### [What the exercise asks]
Reply with one number: the count of lines in the data that hold the string "barrels".

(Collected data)
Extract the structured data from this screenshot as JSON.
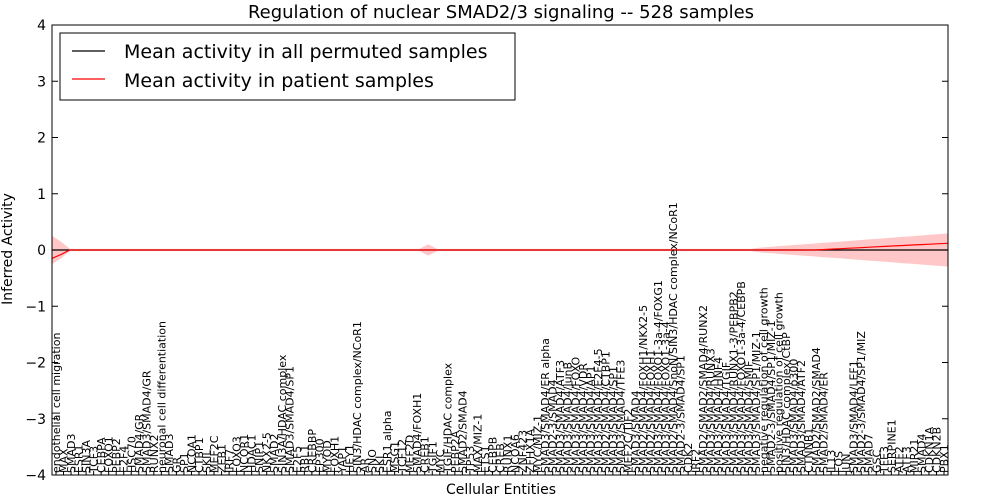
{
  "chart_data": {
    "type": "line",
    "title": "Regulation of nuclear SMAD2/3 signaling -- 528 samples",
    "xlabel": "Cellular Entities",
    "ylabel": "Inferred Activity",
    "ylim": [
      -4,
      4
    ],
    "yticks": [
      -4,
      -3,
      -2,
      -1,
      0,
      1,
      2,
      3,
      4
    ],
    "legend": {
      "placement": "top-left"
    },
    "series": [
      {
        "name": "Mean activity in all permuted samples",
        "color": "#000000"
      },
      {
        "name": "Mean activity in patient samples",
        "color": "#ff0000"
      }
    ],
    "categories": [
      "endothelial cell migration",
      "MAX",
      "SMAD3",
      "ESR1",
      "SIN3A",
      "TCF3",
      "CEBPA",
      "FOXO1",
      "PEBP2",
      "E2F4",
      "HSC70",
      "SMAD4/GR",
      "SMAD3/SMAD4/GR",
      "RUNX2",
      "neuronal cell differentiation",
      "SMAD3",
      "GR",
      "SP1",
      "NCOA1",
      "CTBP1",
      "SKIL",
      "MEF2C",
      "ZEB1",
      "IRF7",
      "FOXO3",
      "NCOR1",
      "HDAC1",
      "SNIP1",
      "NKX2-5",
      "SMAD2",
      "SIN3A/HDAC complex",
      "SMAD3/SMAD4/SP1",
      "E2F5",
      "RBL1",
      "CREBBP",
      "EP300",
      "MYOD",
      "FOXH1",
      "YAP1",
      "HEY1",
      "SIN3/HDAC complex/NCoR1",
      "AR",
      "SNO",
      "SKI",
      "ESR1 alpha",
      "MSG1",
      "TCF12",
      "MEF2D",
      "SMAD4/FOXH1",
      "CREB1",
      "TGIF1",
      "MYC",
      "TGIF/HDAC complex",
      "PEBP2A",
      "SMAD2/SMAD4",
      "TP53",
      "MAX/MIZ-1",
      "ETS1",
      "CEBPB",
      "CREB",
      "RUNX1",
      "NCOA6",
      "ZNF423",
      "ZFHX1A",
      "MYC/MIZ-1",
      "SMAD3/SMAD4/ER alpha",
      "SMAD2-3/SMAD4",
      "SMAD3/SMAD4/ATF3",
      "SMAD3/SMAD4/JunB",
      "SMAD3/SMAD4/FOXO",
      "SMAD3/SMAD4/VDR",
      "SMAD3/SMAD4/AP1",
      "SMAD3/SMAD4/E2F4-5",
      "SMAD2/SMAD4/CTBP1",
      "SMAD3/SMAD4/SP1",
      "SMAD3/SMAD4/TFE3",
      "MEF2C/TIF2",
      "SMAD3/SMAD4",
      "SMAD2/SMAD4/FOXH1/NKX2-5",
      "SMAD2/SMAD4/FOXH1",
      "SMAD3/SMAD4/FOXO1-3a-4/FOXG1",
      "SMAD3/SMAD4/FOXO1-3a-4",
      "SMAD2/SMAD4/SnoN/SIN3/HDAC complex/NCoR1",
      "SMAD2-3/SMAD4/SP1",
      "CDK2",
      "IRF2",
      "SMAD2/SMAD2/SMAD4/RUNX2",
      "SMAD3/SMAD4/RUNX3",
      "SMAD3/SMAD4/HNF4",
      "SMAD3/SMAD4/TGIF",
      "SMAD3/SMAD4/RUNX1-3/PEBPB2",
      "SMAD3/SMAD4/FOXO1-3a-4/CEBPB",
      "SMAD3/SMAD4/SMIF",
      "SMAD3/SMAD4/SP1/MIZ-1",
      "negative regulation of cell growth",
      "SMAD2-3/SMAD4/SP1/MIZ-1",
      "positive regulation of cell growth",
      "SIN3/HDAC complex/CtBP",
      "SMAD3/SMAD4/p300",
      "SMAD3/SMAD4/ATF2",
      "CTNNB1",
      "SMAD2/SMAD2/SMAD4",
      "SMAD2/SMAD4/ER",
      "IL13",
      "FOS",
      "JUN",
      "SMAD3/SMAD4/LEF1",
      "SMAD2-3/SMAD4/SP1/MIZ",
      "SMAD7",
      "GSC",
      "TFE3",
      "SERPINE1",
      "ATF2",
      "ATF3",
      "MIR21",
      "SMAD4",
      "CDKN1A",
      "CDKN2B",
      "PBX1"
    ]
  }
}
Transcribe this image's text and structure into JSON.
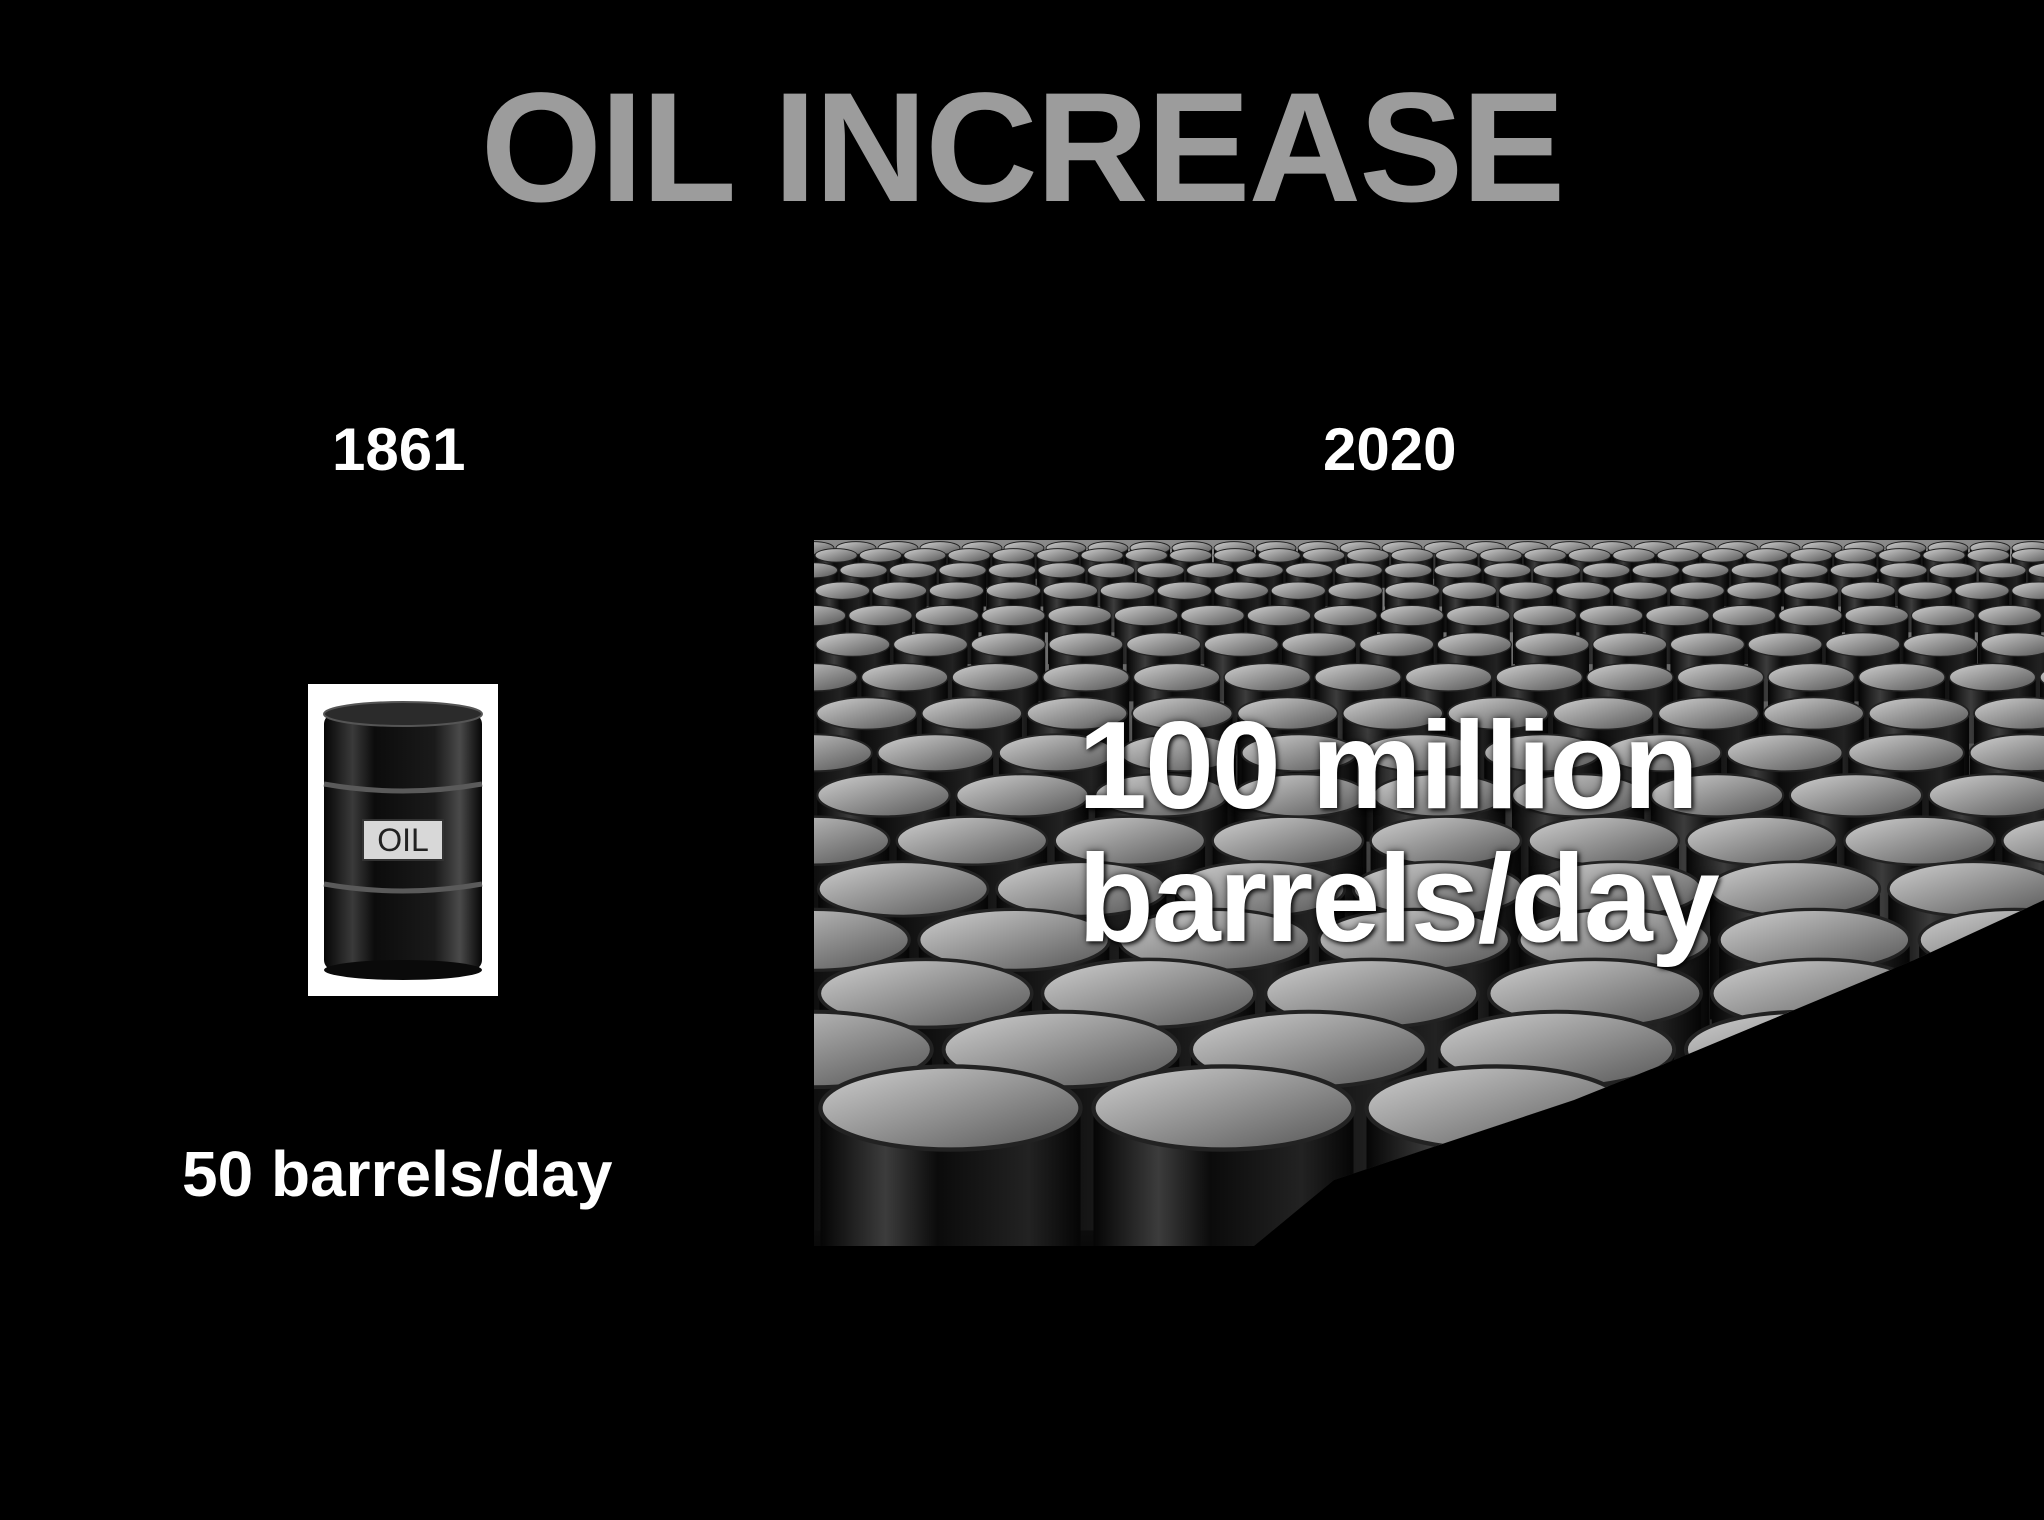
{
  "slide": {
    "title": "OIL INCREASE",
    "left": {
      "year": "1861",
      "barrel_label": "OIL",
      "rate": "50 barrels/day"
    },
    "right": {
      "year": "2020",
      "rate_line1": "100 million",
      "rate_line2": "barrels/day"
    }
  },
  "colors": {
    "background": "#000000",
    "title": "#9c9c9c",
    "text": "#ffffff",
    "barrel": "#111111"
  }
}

### [Result of the task]
2